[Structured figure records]
════════════════

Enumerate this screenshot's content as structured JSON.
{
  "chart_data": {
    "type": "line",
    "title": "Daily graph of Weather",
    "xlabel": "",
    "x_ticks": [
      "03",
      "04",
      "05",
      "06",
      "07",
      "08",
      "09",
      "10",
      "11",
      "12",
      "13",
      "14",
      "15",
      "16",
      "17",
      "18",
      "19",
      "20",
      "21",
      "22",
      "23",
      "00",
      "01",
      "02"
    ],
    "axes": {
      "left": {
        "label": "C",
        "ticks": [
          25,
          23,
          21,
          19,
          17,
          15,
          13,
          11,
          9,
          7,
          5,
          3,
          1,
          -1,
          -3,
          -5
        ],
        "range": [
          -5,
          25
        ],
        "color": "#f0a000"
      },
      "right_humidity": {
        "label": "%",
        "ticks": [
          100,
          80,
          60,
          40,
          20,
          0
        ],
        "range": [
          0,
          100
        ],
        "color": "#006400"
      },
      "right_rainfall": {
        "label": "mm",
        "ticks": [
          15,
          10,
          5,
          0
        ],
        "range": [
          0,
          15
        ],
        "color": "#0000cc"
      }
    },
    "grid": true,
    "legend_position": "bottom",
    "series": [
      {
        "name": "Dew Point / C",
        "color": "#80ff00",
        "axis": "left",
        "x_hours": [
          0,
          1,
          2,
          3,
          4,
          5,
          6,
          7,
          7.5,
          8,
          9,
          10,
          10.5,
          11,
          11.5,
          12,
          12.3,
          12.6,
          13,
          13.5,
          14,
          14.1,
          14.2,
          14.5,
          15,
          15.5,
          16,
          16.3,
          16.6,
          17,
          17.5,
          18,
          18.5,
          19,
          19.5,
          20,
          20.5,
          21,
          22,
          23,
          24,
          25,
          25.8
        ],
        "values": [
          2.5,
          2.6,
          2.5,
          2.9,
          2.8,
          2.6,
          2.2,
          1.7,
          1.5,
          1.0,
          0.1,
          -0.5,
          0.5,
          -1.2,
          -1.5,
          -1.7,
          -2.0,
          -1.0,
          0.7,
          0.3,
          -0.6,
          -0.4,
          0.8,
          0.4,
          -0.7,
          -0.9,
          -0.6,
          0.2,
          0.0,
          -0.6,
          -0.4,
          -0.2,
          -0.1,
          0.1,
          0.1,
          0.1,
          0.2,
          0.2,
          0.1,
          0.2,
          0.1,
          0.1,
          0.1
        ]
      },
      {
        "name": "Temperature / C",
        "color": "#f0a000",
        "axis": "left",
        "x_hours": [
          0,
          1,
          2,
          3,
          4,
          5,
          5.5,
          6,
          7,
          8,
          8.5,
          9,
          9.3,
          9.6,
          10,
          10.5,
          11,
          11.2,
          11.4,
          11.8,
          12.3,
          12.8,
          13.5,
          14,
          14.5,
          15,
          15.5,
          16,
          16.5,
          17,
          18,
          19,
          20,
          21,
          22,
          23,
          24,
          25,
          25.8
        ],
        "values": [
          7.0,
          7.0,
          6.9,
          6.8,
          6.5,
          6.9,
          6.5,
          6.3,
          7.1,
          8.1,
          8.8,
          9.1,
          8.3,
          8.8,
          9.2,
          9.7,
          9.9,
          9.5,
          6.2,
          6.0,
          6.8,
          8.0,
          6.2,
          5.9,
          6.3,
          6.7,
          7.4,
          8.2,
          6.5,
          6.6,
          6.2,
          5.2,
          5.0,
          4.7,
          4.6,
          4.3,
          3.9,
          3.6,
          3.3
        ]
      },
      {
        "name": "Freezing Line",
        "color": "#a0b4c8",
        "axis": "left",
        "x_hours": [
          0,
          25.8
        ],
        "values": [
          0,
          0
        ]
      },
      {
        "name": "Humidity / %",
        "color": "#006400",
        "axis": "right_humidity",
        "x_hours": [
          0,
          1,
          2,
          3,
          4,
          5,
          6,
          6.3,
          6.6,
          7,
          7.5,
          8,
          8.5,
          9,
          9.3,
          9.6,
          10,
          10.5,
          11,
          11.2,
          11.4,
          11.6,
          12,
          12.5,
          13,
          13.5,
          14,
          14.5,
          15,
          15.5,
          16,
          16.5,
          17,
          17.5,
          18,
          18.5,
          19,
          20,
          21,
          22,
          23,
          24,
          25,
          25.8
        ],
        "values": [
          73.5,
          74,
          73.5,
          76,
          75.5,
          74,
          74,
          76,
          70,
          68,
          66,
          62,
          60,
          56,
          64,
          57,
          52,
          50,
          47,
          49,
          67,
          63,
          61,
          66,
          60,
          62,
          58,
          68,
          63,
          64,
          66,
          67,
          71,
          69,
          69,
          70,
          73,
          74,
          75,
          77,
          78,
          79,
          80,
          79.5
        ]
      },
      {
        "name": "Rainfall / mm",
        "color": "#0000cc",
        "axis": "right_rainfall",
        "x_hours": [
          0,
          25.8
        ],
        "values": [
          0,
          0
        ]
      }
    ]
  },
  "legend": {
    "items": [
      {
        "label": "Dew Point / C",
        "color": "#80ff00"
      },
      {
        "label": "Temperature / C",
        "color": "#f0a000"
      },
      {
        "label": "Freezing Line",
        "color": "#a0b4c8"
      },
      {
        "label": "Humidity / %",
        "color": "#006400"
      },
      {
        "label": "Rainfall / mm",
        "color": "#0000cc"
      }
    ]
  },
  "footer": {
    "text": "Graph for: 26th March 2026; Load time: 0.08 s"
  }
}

════════════════

■ Aim of the task
Word for word, restate all of the data shown above.

■ Reply
Enumerate this screenshot's content as structured JSON.
{
  "chart_data": {
    "type": "line",
    "title": "Daily graph of Weather",
    "xlabel": "",
    "x_ticks": [
      "03",
      "04",
      "05",
      "06",
      "07",
      "08",
      "09",
      "10",
      "11",
      "12",
      "13",
      "14",
      "15",
      "16",
      "17",
      "18",
      "19",
      "20",
      "21",
      "22",
      "23",
      "00",
      "01",
      "02"
    ],
    "axes": {
      "left": {
        "label": "C",
        "ticks": [
          25,
          23,
          21,
          19,
          17,
          15,
          13,
          11,
          9,
          7,
          5,
          3,
          1,
          -1,
          -3,
          -5
        ],
        "range": [
          -5,
          25
        ],
        "color": "#f0a000"
      },
      "right_humidity": {
        "label": "%",
        "ticks": [
          100,
          80,
          60,
          40,
          20,
          0
        ],
        "range": [
          0,
          100
        ],
        "color": "#006400"
      },
      "right_rainfall": {
        "label": "mm",
        "ticks": [
          15,
          10,
          5,
          0
        ],
        "range": [
          0,
          15
        ],
        "color": "#0000cc"
      }
    },
    "grid": true,
    "legend_position": "bottom",
    "series": [
      {
        "name": "Dew Point / C",
        "color": "#80ff00",
        "axis": "left",
        "x_hours": [
          0,
          1,
          2,
          3,
          4,
          5,
          6,
          7,
          7.5,
          8,
          9,
          10,
          10.5,
          11,
          11.5,
          12,
          12.3,
          12.6,
          13,
          13.5,
          14,
          14.1,
          14.2,
          14.5,
          15,
          15.5,
          16,
          16.3,
          16.6,
          17,
          17.5,
          18,
          18.5,
          19,
          19.5,
          20,
          20.5,
          21,
          22,
          23,
          24,
          25,
          25.8
        ],
        "values": [
          2.5,
          2.6,
          2.5,
          2.9,
          2.8,
          2.6,
          2.2,
          1.7,
          1.5,
          1.0,
          0.1,
          -0.5,
          0.5,
          -1.2,
          -1.5,
          -1.7,
          -2.0,
          -1.0,
          0.7,
          0.3,
          -0.6,
          -0.4,
          0.8,
          0.4,
          -0.7,
          -0.9,
          -0.6,
          0.2,
          0.0,
          -0.6,
          -0.4,
          -0.2,
          -0.1,
          0.1,
          0.1,
          0.1,
          0.2,
          0.2,
          0.1,
          0.2,
          0.1,
          0.1,
          0.1
        ]
      },
      {
        "name": "Temperature / C",
        "color": "#f0a000",
        "axis": "left",
        "x_hours": [
          0,
          1,
          2,
          3,
          4,
          5,
          5.5,
          6,
          7,
          8,
          8.5,
          9,
          9.3,
          9.6,
          10,
          10.5,
          11,
          11.2,
          11.4,
          11.8,
          12.3,
          12.8,
          13.5,
          14,
          14.5,
          15,
          15.5,
          16,
          16.5,
          17,
          18,
          19,
          20,
          21,
          22,
          23,
          24,
          25,
          25.8
        ],
        "values": [
          7.0,
          7.0,
          6.9,
          6.8,
          6.5,
          6.9,
          6.5,
          6.3,
          7.1,
          8.1,
          8.8,
          9.1,
          8.3,
          8.8,
          9.2,
          9.7,
          9.9,
          9.5,
          6.2,
          6.0,
          6.8,
          8.0,
          6.2,
          5.9,
          6.3,
          6.7,
          7.4,
          8.2,
          6.5,
          6.6,
          6.2,
          5.2,
          5.0,
          4.7,
          4.6,
          4.3,
          3.9,
          3.6,
          3.3
        ]
      },
      {
        "name": "Freezing Line",
        "color": "#a0b4c8",
        "axis": "left",
        "x_hours": [
          0,
          25.8
        ],
        "values": [
          0,
          0
        ]
      },
      {
        "name": "Humidity / %",
        "color": "#006400",
        "axis": "right_humidity",
        "x_hours": [
          0,
          1,
          2,
          3,
          4,
          5,
          6,
          6.3,
          6.6,
          7,
          7.5,
          8,
          8.5,
          9,
          9.3,
          9.6,
          10,
          10.5,
          11,
          11.2,
          11.4,
          11.6,
          12,
          12.5,
          13,
          13.5,
          14,
          14.5,
          15,
          15.5,
          16,
          16.5,
          17,
          17.5,
          18,
          18.5,
          19,
          20,
          21,
          22,
          23,
          24,
          25,
          25.8
        ],
        "values": [
          73.5,
          74,
          73.5,
          76,
          75.5,
          74,
          74,
          76,
          70,
          68,
          66,
          62,
          60,
          56,
          64,
          57,
          52,
          50,
          47,
          49,
          67,
          63,
          61,
          66,
          60,
          62,
          58,
          68,
          63,
          64,
          66,
          67,
          71,
          69,
          69,
          70,
          73,
          74,
          75,
          77,
          78,
          79,
          80,
          79.5
        ]
      },
      {
        "name": "Rainfall / mm",
        "color": "#0000cc",
        "axis": "right_rainfall",
        "x_hours": [
          0,
          25.8
        ],
        "values": [
          0,
          0
        ]
      }
    ]
  },
  "legend": {
    "items": [
      {
        "label": "Dew Point / C",
        "color": "#80ff00"
      },
      {
        "label": "Temperature / C",
        "color": "#f0a000"
      },
      {
        "label": "Freezing Line",
        "color": "#a0b4c8"
      },
      {
        "label": "Humidity / %",
        "color": "#006400"
      },
      {
        "label": "Rainfall / mm",
        "color": "#0000cc"
      }
    ]
  },
  "footer": {
    "text": "Graph for: 26th March 2026; Load time: 0.08 s"
  }
}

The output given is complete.